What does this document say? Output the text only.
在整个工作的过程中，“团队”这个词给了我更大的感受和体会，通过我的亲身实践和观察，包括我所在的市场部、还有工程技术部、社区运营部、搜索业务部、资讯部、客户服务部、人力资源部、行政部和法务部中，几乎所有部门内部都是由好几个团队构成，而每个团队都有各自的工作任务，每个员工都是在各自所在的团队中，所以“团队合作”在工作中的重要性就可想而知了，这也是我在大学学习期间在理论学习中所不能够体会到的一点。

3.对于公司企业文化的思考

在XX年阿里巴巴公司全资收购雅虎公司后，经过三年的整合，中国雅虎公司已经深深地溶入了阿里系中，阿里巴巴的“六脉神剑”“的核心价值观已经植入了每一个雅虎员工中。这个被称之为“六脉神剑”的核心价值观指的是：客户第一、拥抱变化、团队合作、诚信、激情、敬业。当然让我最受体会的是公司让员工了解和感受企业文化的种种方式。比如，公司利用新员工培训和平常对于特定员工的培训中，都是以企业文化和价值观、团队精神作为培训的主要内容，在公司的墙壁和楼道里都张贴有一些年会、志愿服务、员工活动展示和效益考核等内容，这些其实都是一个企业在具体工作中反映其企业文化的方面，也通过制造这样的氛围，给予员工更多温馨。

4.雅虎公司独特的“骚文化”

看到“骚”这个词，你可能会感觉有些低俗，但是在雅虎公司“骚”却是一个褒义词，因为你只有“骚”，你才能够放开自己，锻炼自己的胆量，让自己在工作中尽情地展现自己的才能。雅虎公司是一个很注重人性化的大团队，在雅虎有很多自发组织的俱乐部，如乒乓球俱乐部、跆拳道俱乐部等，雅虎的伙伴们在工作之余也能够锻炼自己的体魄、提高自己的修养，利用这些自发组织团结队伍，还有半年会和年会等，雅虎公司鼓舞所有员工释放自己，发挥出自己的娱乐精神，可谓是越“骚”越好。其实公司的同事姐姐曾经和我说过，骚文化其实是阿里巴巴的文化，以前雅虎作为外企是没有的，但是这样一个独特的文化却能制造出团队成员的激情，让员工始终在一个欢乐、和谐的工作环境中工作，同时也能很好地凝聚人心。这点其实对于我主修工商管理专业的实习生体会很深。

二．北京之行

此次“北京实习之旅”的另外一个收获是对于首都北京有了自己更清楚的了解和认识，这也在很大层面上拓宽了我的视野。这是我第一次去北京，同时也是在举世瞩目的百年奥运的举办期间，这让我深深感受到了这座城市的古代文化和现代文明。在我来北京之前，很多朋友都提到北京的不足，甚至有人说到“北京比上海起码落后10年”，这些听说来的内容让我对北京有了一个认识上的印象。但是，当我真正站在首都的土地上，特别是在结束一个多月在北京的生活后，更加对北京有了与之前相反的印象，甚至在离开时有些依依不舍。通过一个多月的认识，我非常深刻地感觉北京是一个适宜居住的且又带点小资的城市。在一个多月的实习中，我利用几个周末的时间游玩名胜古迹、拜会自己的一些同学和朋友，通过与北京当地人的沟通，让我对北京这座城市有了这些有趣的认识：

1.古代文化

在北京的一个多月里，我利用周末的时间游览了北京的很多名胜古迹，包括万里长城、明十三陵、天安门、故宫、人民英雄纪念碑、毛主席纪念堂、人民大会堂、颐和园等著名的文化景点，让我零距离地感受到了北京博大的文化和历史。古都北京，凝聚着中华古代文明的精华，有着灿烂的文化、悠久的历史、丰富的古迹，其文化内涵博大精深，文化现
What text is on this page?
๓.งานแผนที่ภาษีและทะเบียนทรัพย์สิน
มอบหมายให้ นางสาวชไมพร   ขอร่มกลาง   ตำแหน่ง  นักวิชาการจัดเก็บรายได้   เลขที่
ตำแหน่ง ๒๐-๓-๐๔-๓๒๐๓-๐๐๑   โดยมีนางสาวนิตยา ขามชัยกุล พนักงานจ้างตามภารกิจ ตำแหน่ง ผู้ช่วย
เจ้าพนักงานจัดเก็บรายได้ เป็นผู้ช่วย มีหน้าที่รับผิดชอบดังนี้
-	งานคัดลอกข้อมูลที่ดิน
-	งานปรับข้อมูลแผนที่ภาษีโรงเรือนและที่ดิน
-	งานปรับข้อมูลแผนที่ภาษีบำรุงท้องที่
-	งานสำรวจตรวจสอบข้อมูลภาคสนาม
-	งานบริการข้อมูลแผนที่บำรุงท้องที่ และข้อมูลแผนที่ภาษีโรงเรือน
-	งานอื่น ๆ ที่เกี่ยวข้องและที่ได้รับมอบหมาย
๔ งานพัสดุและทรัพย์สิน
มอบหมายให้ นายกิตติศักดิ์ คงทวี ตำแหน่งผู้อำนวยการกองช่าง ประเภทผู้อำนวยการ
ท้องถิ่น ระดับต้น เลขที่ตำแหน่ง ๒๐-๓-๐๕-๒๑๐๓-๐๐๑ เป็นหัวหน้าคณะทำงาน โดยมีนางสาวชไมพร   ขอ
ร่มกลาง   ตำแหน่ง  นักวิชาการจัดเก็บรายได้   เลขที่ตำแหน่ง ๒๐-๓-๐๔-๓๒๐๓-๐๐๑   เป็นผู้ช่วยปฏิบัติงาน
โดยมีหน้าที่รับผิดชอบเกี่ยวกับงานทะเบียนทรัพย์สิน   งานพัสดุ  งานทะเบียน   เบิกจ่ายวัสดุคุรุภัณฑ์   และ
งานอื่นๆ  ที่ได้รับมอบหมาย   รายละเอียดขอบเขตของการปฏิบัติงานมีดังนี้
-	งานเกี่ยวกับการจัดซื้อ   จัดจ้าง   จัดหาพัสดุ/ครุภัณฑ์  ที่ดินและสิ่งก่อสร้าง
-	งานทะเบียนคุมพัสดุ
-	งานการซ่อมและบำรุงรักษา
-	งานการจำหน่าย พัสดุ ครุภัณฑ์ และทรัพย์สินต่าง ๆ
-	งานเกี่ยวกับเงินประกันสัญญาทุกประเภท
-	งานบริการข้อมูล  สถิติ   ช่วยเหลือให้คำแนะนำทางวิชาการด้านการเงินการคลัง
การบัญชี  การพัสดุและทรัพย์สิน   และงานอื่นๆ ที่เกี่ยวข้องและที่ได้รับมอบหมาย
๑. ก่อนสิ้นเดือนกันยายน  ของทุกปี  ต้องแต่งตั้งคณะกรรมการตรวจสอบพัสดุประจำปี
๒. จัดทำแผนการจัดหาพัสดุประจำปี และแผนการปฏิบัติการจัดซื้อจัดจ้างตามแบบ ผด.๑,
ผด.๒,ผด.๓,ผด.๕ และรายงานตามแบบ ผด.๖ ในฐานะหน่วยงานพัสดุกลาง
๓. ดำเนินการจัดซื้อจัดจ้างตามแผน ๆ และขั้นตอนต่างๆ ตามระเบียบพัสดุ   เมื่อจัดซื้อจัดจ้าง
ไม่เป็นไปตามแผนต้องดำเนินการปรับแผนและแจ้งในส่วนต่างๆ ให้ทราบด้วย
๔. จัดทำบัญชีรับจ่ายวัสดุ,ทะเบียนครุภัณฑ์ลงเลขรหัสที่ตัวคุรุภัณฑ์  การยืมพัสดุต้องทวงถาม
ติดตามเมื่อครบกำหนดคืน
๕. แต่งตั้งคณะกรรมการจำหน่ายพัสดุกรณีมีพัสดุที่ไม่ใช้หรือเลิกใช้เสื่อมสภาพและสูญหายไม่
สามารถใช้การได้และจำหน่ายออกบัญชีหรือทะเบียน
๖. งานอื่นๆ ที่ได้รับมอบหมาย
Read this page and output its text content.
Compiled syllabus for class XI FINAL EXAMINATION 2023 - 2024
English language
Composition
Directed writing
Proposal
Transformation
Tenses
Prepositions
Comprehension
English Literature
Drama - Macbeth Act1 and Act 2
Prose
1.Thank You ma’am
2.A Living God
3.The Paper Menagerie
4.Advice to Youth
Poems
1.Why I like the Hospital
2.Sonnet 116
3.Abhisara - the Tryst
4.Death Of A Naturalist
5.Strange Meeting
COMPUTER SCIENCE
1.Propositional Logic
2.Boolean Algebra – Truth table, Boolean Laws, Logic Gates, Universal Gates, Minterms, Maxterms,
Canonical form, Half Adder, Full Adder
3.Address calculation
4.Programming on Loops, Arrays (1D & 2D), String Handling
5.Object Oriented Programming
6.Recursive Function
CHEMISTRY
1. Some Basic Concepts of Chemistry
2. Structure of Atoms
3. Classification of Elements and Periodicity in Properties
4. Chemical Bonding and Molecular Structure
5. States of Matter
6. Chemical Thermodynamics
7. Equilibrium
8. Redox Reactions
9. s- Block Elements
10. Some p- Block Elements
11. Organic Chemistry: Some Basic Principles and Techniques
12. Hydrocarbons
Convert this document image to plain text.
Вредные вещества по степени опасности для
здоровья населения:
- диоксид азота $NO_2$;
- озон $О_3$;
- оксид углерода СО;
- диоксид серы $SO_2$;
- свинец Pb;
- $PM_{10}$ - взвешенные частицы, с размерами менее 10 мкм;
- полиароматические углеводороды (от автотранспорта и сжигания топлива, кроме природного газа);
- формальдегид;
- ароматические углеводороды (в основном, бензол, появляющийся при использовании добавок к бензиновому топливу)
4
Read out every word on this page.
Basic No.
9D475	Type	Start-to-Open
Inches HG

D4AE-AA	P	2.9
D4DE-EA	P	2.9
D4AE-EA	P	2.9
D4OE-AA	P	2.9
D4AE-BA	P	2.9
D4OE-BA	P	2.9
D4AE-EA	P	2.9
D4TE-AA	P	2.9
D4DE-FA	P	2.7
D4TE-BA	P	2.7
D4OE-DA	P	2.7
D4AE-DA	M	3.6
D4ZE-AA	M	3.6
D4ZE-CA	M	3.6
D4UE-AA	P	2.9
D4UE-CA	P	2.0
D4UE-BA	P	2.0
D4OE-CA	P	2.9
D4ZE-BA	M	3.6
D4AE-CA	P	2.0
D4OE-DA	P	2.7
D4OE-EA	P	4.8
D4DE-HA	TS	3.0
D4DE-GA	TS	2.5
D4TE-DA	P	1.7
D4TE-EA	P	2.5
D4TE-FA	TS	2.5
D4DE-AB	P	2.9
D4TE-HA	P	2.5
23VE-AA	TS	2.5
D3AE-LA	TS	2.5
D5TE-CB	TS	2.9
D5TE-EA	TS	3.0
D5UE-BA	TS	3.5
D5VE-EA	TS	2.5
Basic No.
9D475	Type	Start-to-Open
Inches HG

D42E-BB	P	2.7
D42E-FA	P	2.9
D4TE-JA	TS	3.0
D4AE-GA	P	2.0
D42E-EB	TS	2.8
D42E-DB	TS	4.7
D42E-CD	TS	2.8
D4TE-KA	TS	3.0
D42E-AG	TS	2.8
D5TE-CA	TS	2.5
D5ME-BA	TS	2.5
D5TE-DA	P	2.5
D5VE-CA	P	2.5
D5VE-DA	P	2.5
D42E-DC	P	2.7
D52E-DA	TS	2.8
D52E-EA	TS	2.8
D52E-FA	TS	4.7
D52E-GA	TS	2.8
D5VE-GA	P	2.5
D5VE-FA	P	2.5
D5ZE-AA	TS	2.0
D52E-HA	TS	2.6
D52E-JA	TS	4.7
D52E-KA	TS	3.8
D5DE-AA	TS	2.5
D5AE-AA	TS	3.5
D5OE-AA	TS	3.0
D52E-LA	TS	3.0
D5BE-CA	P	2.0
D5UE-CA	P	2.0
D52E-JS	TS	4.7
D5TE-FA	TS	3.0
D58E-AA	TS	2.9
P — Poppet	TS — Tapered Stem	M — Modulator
★ ★ ★ ★ ★
Determine how many lines above contain "углеводороды" as a word or string. Give the number alone.

## Task result
2